Exercise details: Your copy of the material must match it exactly, except that pictures are dropped.
------------------------------------
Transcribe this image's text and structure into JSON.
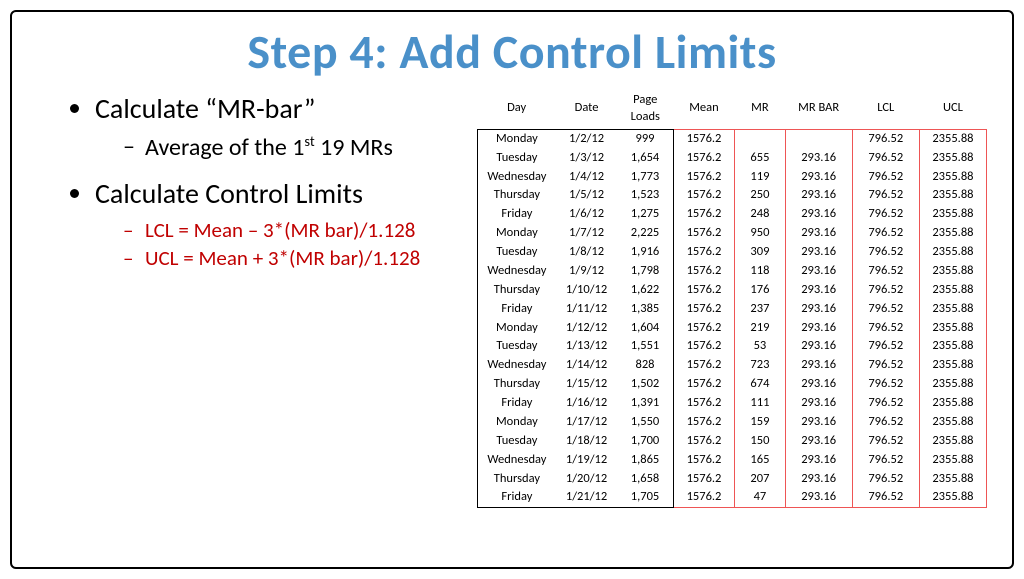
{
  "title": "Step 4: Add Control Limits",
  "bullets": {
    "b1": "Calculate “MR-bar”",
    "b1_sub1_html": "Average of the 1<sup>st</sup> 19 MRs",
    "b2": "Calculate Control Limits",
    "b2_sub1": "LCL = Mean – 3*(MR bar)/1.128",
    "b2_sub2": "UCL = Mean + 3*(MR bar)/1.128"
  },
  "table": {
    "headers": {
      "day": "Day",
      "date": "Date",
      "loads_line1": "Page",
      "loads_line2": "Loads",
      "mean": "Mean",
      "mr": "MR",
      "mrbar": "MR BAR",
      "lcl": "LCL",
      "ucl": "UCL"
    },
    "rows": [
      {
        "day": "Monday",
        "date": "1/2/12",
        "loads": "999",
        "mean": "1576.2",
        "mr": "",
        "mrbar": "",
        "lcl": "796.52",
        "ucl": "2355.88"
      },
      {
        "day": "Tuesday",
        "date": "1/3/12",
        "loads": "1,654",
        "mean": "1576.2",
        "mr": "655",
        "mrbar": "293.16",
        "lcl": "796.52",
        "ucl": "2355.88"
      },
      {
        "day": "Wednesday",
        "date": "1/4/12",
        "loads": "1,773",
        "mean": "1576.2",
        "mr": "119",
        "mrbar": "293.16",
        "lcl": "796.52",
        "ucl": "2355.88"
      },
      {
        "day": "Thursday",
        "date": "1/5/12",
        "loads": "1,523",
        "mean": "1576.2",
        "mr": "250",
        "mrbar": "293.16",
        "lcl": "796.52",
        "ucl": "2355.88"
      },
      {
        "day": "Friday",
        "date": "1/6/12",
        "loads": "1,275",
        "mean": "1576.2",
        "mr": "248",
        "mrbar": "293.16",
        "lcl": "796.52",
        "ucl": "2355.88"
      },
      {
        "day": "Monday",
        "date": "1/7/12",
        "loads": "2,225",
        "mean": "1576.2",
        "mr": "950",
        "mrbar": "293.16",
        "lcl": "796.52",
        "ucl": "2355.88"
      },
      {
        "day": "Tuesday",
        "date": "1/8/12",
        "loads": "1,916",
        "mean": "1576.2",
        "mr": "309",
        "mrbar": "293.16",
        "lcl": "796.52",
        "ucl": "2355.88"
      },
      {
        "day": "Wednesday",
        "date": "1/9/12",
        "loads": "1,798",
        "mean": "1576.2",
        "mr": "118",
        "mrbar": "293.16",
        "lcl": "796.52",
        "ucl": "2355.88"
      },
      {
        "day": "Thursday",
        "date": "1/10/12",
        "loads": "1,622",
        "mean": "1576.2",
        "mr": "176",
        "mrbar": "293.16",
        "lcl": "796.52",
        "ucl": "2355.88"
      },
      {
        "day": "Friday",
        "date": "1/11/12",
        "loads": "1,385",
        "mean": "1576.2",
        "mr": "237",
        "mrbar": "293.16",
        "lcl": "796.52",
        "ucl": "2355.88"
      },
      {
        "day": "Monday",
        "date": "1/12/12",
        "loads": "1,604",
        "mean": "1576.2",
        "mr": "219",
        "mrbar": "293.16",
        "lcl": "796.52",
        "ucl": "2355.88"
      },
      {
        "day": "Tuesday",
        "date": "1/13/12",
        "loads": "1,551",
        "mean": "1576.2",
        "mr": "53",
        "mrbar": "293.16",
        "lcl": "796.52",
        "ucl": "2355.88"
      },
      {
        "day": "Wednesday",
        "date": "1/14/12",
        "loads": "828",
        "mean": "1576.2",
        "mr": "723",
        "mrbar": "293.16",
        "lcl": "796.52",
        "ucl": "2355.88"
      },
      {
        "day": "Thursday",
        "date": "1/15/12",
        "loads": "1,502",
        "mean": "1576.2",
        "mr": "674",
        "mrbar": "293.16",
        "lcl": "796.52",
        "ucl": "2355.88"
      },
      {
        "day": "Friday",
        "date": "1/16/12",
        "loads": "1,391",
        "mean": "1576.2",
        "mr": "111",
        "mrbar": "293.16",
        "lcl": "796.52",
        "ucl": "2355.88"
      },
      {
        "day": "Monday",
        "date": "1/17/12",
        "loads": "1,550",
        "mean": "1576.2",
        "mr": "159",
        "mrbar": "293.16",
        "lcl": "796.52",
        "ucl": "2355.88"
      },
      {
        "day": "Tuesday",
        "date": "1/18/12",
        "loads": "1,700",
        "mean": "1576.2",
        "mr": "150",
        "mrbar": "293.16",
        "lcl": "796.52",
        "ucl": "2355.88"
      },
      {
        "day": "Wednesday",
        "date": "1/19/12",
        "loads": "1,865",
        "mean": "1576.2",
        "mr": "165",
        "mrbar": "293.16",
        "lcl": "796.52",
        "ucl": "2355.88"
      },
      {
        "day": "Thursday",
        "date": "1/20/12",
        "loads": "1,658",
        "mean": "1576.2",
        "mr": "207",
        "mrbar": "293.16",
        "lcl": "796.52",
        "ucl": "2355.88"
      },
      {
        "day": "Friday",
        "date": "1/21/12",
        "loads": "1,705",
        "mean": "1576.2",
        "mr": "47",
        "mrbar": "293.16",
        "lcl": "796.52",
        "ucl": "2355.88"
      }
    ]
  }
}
------------------------------------
Correct answer:
Transcribe this image's text and structure into JSON.
{
  "title": "Step 4: Add Control Limits",
  "bullets": {
    "b1": "Calculate “MR-bar”",
    "b1_sub1_html": "Average of the 1<sup>st</sup> 19 MRs",
    "b2": "Calculate Control Limits",
    "b2_sub1": "LCL = Mean – 3*(MR bar)/1.128",
    "b2_sub2": "UCL = Mean + 3*(MR bar)/1.128"
  },
  "table": {
    "headers": {
      "day": "Day",
      "date": "Date",
      "loads_line1": "Page",
      "loads_line2": "Loads",
      "mean": "Mean",
      "mr": "MR",
      "mrbar": "MR BAR",
      "lcl": "LCL",
      "ucl": "UCL"
    },
    "rows": [
      {
        "day": "Monday",
        "date": "1/2/12",
        "loads": "999",
        "mean": "1576.2",
        "mr": "",
        "mrbar": "",
        "lcl": "796.52",
        "ucl": "2355.88"
      },
      {
        "day": "Tuesday",
        "date": "1/3/12",
        "loads": "1,654",
        "mean": "1576.2",
        "mr": "655",
        "mrbar": "293.16",
        "lcl": "796.52",
        "ucl": "2355.88"
      },
      {
        "day": "Wednesday",
        "date": "1/4/12",
        "loads": "1,773",
        "mean": "1576.2",
        "mr": "119",
        "mrbar": "293.16",
        "lcl": "796.52",
        "ucl": "2355.88"
      },
      {
        "day": "Thursday",
        "date": "1/5/12",
        "loads": "1,523",
        "mean": "1576.2",
        "mr": "250",
        "mrbar": "293.16",
        "lcl": "796.52",
        "ucl": "2355.88"
      },
      {
        "day": "Friday",
        "date": "1/6/12",
        "loads": "1,275",
        "mean": "1576.2",
        "mr": "248",
        "mrbar": "293.16",
        "lcl": "796.52",
        "ucl": "2355.88"
      },
      {
        "day": "Monday",
        "date": "1/7/12",
        "loads": "2,225",
        "mean": "1576.2",
        "mr": "950",
        "mrbar": "293.16",
        "lcl": "796.52",
        "ucl": "2355.88"
      },
      {
        "day": "Tuesday",
        "date": "1/8/12",
        "loads": "1,916",
        "mean": "1576.2",
        "mr": "309",
        "mrbar": "293.16",
        "lcl": "796.52",
        "ucl": "2355.88"
      },
      {
        "day": "Wednesday",
        "date": "1/9/12",
        "loads": "1,798",
        "mean": "1576.2",
        "mr": "118",
        "mrbar": "293.16",
        "lcl": "796.52",
        "ucl": "2355.88"
      },
      {
        "day": "Thursday",
        "date": "1/10/12",
        "loads": "1,622",
        "mean": "1576.2",
        "mr": "176",
        "mrbar": "293.16",
        "lcl": "796.52",
        "ucl": "2355.88"
      },
      {
        "day": "Friday",
        "date": "1/11/12",
        "loads": "1,385",
        "mean": "1576.2",
        "mr": "237",
        "mrbar": "293.16",
        "lcl": "796.52",
        "ucl": "2355.88"
      },
      {
        "day": "Monday",
        "date": "1/12/12",
        "loads": "1,604",
        "mean": "1576.2",
        "mr": "219",
        "mrbar": "293.16",
        "lcl": "796.52",
        "ucl": "2355.88"
      },
      {
        "day": "Tuesday",
        "date": "1/13/12",
        "loads": "1,551",
        "mean": "1576.2",
        "mr": "53",
        "mrbar": "293.16",
        "lcl": "796.52",
        "ucl": "2355.88"
      },
      {
        "day": "Wednesday",
        "date": "1/14/12",
        "loads": "828",
        "mean": "1576.2",
        "mr": "723",
        "mrbar": "293.16",
        "lcl": "796.52",
        "ucl": "2355.88"
      },
      {
        "day": "Thursday",
        "date": "1/15/12",
        "loads": "1,502",
        "mean": "1576.2",
        "mr": "674",
        "mrbar": "293.16",
        "lcl": "796.52",
        "ucl": "2355.88"
      },
      {
        "day": "Friday",
        "date": "1/16/12",
        "loads": "1,391",
        "mean": "1576.2",
        "mr": "111",
        "mrbar": "293.16",
        "lcl": "796.52",
        "ucl": "2355.88"
      },
      {
        "day": "Monday",
        "date": "1/17/12",
        "loads": "1,550",
        "mean": "1576.2",
        "mr": "159",
        "mrbar": "293.16",
        "lcl": "796.52",
        "ucl": "2355.88"
      },
      {
        "day": "Tuesday",
        "date": "1/18/12",
        "loads": "1,700",
        "mean": "1576.2",
        "mr": "150",
        "mrbar": "293.16",
        "lcl": "796.52",
        "ucl": "2355.88"
      },
      {
        "day": "Wednesday",
        "date": "1/19/12",
        "loads": "1,865",
        "mean": "1576.2",
        "mr": "165",
        "mrbar": "293.16",
        "lcl": "796.52",
        "ucl": "2355.88"
      },
      {
        "day": "Thursday",
        "date": "1/20/12",
        "loads": "1,658",
        "mean": "1576.2",
        "mr": "207",
        "mrbar": "293.16",
        "lcl": "796.52",
        "ucl": "2355.88"
      },
      {
        "day": "Friday",
        "date": "1/21/12",
        "loads": "1,705",
        "mean": "1576.2",
        "mr": "47",
        "mrbar": "293.16",
        "lcl": "796.52",
        "ucl": "2355.88"
      }
    ]
  }
}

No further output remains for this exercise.